■ **Task prompt**:
Restate the entire listing word for word.

[Stored dataset items]
## begin

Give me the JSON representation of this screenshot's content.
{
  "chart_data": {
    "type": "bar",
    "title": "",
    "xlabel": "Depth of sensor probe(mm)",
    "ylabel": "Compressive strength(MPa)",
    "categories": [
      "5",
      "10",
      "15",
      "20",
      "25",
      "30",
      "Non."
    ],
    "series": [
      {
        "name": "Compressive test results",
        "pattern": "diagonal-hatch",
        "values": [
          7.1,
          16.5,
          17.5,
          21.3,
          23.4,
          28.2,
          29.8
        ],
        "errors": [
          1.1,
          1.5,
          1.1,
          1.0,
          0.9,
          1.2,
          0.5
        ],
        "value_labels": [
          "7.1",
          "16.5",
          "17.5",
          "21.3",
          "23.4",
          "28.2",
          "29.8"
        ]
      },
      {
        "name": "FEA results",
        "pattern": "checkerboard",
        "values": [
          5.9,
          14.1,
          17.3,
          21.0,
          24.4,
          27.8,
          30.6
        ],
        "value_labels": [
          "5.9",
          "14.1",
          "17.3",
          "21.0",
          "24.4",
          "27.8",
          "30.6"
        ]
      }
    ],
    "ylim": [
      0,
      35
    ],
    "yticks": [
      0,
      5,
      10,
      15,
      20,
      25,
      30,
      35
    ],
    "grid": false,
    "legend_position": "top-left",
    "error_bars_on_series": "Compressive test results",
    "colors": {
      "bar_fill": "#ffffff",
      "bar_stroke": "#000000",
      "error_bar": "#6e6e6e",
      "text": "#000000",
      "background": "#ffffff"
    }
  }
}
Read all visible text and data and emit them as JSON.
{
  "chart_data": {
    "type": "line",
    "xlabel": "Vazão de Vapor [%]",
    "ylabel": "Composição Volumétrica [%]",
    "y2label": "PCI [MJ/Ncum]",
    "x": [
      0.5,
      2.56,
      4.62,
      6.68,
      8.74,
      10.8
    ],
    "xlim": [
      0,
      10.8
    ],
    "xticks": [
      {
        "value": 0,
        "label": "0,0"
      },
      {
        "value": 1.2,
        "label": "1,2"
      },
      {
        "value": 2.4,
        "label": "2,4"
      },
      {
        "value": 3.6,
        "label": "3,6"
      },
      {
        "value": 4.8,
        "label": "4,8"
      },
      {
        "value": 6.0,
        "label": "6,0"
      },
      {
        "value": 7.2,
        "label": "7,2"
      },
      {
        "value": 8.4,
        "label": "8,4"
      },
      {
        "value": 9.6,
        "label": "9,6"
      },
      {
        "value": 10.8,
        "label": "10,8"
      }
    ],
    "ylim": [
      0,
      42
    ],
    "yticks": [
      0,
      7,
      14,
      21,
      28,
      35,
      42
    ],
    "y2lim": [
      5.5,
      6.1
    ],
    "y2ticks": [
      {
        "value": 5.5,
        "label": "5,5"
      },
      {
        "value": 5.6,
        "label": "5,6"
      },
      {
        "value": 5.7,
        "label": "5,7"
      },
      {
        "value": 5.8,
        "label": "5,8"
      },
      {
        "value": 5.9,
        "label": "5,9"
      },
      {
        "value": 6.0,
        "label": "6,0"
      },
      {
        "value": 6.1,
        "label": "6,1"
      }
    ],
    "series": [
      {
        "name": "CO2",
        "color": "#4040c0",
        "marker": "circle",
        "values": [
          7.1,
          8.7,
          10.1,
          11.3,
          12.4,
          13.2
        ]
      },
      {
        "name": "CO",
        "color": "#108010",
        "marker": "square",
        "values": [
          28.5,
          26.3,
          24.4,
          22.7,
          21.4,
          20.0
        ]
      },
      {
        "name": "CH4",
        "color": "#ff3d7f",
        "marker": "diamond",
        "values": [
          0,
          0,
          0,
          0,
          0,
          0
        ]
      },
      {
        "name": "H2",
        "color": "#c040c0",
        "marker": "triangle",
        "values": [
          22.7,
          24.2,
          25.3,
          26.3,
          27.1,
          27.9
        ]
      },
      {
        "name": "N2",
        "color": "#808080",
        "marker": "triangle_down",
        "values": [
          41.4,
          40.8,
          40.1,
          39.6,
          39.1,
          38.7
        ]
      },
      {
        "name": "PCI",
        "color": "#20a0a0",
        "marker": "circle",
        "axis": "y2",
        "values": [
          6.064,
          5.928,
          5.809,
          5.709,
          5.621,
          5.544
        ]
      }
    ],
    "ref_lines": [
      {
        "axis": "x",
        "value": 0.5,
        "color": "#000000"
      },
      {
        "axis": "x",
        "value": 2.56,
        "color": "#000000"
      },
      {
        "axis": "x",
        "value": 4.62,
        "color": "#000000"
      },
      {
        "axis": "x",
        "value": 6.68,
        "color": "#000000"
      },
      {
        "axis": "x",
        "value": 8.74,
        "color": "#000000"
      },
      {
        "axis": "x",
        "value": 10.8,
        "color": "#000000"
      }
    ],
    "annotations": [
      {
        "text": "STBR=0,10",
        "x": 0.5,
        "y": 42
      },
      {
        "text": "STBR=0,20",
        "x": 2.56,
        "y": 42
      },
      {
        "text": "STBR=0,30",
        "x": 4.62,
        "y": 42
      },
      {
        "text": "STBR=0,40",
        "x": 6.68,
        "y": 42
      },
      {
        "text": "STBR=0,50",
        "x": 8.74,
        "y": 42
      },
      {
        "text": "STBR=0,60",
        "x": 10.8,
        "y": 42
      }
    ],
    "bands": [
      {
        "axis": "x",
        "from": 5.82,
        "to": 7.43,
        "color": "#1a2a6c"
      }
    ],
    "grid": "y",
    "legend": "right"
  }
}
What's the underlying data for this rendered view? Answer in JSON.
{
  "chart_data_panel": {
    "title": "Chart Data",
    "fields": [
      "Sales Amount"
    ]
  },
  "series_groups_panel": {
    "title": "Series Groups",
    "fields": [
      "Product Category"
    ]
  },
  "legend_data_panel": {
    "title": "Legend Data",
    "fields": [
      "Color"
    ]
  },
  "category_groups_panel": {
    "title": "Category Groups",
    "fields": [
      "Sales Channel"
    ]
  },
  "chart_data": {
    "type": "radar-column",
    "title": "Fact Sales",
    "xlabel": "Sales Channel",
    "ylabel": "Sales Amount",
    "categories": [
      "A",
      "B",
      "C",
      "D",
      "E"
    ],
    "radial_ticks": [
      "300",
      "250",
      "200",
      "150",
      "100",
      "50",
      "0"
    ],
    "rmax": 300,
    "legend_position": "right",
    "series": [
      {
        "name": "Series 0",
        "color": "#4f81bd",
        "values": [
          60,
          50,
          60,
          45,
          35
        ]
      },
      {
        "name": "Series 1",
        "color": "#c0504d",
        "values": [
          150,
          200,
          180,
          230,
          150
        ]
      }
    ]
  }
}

## end

■ **Full output**:
Give me the JSON representation of this screenshot's content.
{
  "chart_data": {
    "type": "bar",
    "title": "",
    "xlabel": "Depth of sensor probe(mm)",
    "ylabel": "Compressive strength(MPa)",
    "categories": [
      "5",
      "10",
      "15",
      "20",
      "25",
      "30",
      "Non."
    ],
    "series": [
      {
        "name": "Compressive test results",
        "pattern": "diagonal-hatch",
        "values": [
          7.1,
          16.5,
          17.5,
          21.3,
          23.4,
          28.2,
          29.8
        ],
        "errors": [
          1.1,
          1.5,
          1.1,
          1.0,
          0.9,
          1.2,
          0.5
        ],
        "value_labels": [
          "7.1",
          "16.5",
          "17.5",
          "21.3",
          "23.4",
          "28.2",
          "29.8"
        ]
      },
      {
        "name": "FEA results",
        "pattern": "checkerboard",
        "values": [
          5.9,
          14.1,
          17.3,
          21.0,
          24.4,
          27.8,
          30.6
        ],
        "value_labels": [
          "5.9",
          "14.1",
          "17.3",
          "21.0",
          "24.4",
          "27.8",
          "30.6"
        ]
      }
    ],
    "ylim": [
      0,
      35
    ],
    "yticks": [
      0,
      5,
      10,
      15,
      20,
      25,
      30,
      35
    ],
    "grid": false,
    "legend_position": "top-left",
    "error_bars_on_series": "Compressive test results",
    "colors": {
      "bar_fill": "#ffffff",
      "bar_stroke": "#000000",
      "error_bar": "#6e6e6e",
      "text": "#000000",
      "background": "#ffffff"
    }
  }
}
Read all visible text and data and emit them as JSON.
{
  "chart_data": {
    "type": "line",
    "xlabel": "Vazão de Vapor [%]",
    "ylabel": "Composição Volumétrica [%]",
    "y2label": "PCI [MJ/Ncum]",
    "x": [
      0.5,
      2.56,
      4.62,
      6.68,
      8.74,
      10.8
    ],
    "xlim": [
      0,
      10.8
    ],
    "xticks": [
      {
        "value": 0,
        "label": "0,0"
      },
      {
        "value": 1.2,
        "label": "1,2"
      },
      {
        "value": 2.4,
        "label": "2,4"
      },
      {
        "value": 3.6,
        "label": "3,6"
      },
      {
        "value": 4.8,
        "label": "4,8"
      },
      {
        "value": 6.0,
        "label": "6,0"
      },
      {
        "value": 7.2,
        "label": "7,2"
      },
      {
        "value": 8.4,
        "label": "8,4"
      },
      {
        "value": 9.6,
        "label": "9,6"
      },
      {
        "value": 10.8,
        "label": "10,8"
      }
    ],
    "ylim": [
      0,
      42
    ],
    "yticks": [
      0,
      7,
      14,
      21,
      28,
      35,
      42
    ],
    "y2lim": [
      5.5,
      6.1
    ],
    "y2ticks": [
      {
        "value": 5.5,
        "label": "5,5"
      },
      {
        "value": 5.6,
        "label": "5,6"
      },
      {
        "value": 5.7,
        "label": "5,7"
      },
      {
        "value": 5.8,
        "label": "5,8"
      },
      {
        "value": 5.9,
        "label": "5,9"
      },
      {
        "value": 6.0,
        "label": "6,0"
      },
      {
        "value": 6.1,
        "label": "6,1"
      }
    ],
    "series": [
      {
        "name": "CO2",
        "color": "#4040c0",
        "marker": "circle",
        "values": [
          7.1,
          8.7,
          10.1,
          11.3,
          12.4,
          13.2
        ]
      },
      {
        "name": "CO",
        "color": "#108010",
        "marker": "square",
        "values": [
          28.5,
          26.3,
          24.4,
          22.7,
          21.4,
          20.0
        ]
      },
      {
        "name": "CH4",
        "color": "#ff3d7f",
        "marker": "diamond",
        "values": [
          0,
          0,
          0,
          0,
          0,
          0
        ]
      },
      {
        "name": "H2",
        "color": "#c040c0",
        "marker": "triangle",
        "values": [
          22.7,
          24.2,
          25.3,
          26.3,
          27.1,
          27.9
        ]
      },
      {
        "name": "N2",
        "color": "#808080",
        "marker": "triangle_down",
        "values": [
          41.4,
          40.8,
          40.1,
          39.6,
          39.1,
          38.7
        ]
      },
      {
        "name": "PCI",
        "color": "#20a0a0",
        "marker": "circle",
        "axis": "y2",
        "values": [
          6.064,
          5.928,
          5.809,
          5.709,
          5.621,
          5.544
        ]
      }
    ],
    "ref_lines": [
      {
        "axis": "x",
        "value": 0.5,
        "color": "#000000"
      },
      {
        "axis": "x",
        "value": 2.56,
        "color": "#000000"
      },
      {
        "axis": "x",
        "value": 4.62,
        "color": "#000000"
      },
      {
        "axis": "x",
        "value": 6.68,
        "color": "#000000"
      },
      {
        "axis": "x",
        "value": 8.74,
        "color": "#000000"
      },
      {
        "axis": "x",
        "value": 10.8,
        "color": "#000000"
      }
    ],
    "annotations": [
      {
        "text": "STBR=0,10",
        "x": 0.5,
        "y": 42
      },
      {
        "text": "STBR=0,20",
        "x": 2.56,
        "y": 42
      },
      {
        "text": "STBR=0,30",
        "x": 4.62,
        "y": 42
      },
      {
        "text": "STBR=0,40",
        "x": 6.68,
        "y": 42
      },
      {
        "text": "STBR=0,50",
        "x": 8.74,
        "y": 42
      },
      {
        "text": "STBR=0,60",
        "x": 10.8,
        "y": 42
      }
    ],
    "bands": [
      {
        "axis": "x",
        "from": 5.82,
        "to": 7.43,
        "color": "#1a2a6c"
      }
    ],
    "grid": "y",
    "legend": "right"
  }
}
What's the underlying data for this rendered view? Answer in JSON.
{
  "chart_data_panel": {
    "title": "Chart Data",
    "fields": [
      "Sales Amount"
    ]
  },
  "series_groups_panel": {
    "title": "Series Groups",
    "fields": [
      "Product Category"
    ]
  },
  "legend_data_panel": {
    "title": "Legend Data",
    "fields": [
      "Color"
    ]
  },
  "category_groups_panel": {
    "title": "Category Groups",
    "fields": [
      "Sales Channel"
    ]
  },
  "chart_data": {
    "type": "radar-column",
    "title": "Fact Sales",
    "xlabel": "Sales Channel",
    "ylabel": "Sales Amount",
    "categories": [
      "A",
      "B",
      "C",
      "D",
      "E"
    ],
    "radial_ticks": [
      "300",
      "250",
      "200",
      "150",
      "100",
      "50",
      "0"
    ],
    "rmax": 300,
    "legend_position": "right",
    "series": [
      {
        "name": "Series 0",
        "color": "#4f81bd",
        "values": [
          60,
          50,
          60,
          45,
          35
        ]
      },
      {
        "name": "Series 1",
        "color": "#c0504d",
        "values": [
          150,
          200,
          180,
          230,
          150
        ]
      }
    ]
  }
}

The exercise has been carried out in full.